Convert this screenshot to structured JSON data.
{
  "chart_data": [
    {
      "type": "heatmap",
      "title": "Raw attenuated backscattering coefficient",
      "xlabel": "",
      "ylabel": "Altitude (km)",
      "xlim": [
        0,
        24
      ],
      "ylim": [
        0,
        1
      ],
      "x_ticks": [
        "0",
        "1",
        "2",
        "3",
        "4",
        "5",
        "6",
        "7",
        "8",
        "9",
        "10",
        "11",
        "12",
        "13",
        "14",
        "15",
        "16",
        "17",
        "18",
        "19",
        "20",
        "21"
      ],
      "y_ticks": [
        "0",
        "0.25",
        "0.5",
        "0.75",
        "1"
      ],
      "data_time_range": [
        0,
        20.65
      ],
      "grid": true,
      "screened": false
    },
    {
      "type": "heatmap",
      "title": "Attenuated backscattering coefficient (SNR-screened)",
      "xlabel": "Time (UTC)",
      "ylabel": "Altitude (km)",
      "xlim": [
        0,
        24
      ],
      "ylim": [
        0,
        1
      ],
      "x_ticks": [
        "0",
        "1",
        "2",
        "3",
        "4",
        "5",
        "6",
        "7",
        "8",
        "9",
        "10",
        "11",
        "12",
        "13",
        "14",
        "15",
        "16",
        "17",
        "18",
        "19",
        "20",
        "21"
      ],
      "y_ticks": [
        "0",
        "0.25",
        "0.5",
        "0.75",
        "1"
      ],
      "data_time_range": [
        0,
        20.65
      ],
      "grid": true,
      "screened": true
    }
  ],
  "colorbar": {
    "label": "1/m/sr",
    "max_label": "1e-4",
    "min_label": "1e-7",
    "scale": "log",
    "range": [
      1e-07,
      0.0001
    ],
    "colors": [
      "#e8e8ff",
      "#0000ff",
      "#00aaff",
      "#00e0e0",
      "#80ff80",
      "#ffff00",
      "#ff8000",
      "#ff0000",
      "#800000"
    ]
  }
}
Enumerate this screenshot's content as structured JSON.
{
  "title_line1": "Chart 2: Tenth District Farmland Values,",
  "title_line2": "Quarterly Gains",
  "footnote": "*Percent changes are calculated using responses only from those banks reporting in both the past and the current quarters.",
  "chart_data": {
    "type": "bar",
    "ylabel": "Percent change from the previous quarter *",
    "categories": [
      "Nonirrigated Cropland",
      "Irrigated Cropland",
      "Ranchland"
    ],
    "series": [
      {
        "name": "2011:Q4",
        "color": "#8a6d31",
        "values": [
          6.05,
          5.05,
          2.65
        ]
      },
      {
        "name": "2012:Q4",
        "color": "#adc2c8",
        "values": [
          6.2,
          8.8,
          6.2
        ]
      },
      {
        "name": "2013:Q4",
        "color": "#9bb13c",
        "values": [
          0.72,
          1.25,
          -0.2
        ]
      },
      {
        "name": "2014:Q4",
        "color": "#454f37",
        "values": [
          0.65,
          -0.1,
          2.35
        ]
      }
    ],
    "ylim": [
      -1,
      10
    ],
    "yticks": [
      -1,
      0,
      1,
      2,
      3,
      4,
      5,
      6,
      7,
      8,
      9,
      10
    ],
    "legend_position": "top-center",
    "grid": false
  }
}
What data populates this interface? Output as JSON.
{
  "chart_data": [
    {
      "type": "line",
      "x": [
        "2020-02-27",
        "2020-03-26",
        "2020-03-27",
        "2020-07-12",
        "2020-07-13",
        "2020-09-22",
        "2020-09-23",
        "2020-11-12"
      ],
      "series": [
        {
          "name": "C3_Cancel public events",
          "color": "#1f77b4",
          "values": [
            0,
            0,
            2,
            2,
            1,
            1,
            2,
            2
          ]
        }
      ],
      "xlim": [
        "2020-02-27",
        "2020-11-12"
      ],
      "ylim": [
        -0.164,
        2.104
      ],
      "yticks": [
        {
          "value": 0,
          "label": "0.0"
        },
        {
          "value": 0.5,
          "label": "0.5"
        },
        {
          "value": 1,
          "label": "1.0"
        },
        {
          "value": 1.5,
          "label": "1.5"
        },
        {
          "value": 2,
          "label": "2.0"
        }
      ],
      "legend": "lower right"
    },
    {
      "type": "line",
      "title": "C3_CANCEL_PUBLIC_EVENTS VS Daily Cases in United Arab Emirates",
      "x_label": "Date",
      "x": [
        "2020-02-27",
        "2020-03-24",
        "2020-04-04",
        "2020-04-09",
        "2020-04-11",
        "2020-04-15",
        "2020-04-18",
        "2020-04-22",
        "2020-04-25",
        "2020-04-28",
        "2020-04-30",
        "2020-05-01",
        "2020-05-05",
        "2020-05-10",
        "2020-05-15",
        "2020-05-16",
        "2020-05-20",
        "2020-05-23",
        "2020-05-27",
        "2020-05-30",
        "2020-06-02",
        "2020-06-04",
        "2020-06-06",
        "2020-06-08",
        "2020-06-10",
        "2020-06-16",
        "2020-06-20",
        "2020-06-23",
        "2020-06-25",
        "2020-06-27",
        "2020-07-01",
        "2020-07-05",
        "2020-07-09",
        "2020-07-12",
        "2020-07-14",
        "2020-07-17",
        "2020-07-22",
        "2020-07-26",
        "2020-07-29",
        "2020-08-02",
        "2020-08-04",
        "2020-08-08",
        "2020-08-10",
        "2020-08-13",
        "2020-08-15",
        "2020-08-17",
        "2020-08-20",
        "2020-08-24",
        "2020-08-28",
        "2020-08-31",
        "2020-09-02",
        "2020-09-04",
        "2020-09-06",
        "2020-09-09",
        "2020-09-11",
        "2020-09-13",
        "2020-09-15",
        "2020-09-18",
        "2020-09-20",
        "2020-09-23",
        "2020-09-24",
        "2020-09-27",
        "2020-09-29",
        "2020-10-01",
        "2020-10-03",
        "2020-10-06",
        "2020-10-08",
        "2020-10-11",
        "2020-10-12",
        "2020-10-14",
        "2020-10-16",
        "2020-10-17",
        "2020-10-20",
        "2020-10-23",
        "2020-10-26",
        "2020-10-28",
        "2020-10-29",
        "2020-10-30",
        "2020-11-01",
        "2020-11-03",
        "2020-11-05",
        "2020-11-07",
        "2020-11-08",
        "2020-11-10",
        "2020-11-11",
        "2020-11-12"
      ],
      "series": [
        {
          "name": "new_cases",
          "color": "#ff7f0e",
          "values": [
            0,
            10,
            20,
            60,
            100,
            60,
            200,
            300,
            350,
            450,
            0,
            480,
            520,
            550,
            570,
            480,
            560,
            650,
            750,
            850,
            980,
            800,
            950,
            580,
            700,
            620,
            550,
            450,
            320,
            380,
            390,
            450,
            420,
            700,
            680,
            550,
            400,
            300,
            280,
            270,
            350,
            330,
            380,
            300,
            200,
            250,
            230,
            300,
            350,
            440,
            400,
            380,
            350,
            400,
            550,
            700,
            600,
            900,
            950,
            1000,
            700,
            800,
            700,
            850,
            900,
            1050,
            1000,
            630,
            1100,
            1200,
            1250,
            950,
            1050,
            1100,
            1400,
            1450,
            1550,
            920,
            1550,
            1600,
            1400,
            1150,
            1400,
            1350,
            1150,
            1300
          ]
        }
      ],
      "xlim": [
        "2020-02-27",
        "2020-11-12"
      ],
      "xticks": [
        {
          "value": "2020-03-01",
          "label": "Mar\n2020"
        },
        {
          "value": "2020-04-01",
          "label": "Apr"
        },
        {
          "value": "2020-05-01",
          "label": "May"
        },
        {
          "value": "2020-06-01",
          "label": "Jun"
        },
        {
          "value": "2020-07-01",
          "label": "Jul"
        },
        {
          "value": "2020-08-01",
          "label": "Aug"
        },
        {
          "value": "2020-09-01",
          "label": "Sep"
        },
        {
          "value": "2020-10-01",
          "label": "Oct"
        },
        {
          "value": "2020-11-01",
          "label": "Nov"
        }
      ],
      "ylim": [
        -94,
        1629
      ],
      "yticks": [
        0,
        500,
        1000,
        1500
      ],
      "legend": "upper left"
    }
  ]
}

---------------

Problem statement: Where a line holds "this", copy that line.

Expected answer:
Convert this screenshot to structured JSON data.
Enumerate this screenshot's content as structured JSON.
What data populates this interface? Output as JSON.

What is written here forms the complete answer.